• [Directive] Give all the lines below again, exactly, with no pictures.

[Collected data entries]
*****

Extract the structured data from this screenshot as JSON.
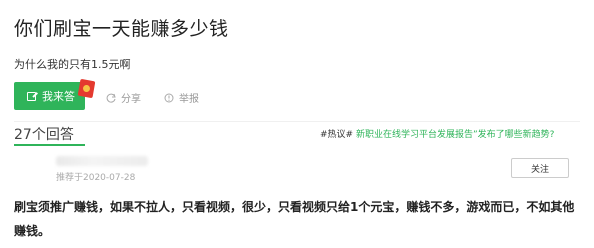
{
  "question": {
    "title": "你们刷宝一天能赚多少钱",
    "description": "为什么我的只有1.5元啊"
  },
  "actions": {
    "answer_label": "我来答",
    "share_label": "分享",
    "report_label": "举报"
  },
  "answers_header": {
    "count_label": "27个回答"
  },
  "hot_topic": {
    "tag": "#热议#",
    "text": "新职业在线学习平台发展报告”发布了哪些新趋势?"
  },
  "answer": {
    "meta": "推荐于2020-07-28",
    "follow_label": "关注",
    "content": "刷宝须推广赚钱，如果不拉人，只看视频，很少，只看视频只给1个元宝，赚钱不多，游戏而已，不如其他赚钱。"
  },
  "colors": {
    "accent": "#2fb45a",
    "redpacket": "#e43a2f"
  }
}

*****

• [Solution for this task]
Extract the structured data from this screenshot as JSON.
{
  "question": {
    "title": "你们刷宝一天能赚多少钱",
    "description": "为什么我的只有1.5元啊"
  },
  "actions": {
    "answer_label": "我来答",
    "share_label": "分享",
    "report_label": "举报"
  },
  "answers_header": {
    "count_label": "27个回答"
  },
  "hot_topic": {
    "tag": "#热议#",
    "text": "新职业在线学习平台发展报告”发布了哪些新趋势?"
  },
  "answer": {
    "meta": "推荐于2020-07-28",
    "follow_label": "关注",
    "content": "刷宝须推广赚钱，如果不拉人，只看视频，很少，只看视频只给1个元宝，赚钱不多，游戏而已，不如其他赚钱。"
  },
  "colors": {
    "accent": "#2fb45a",
    "redpacket": "#e43a2f"
  }
}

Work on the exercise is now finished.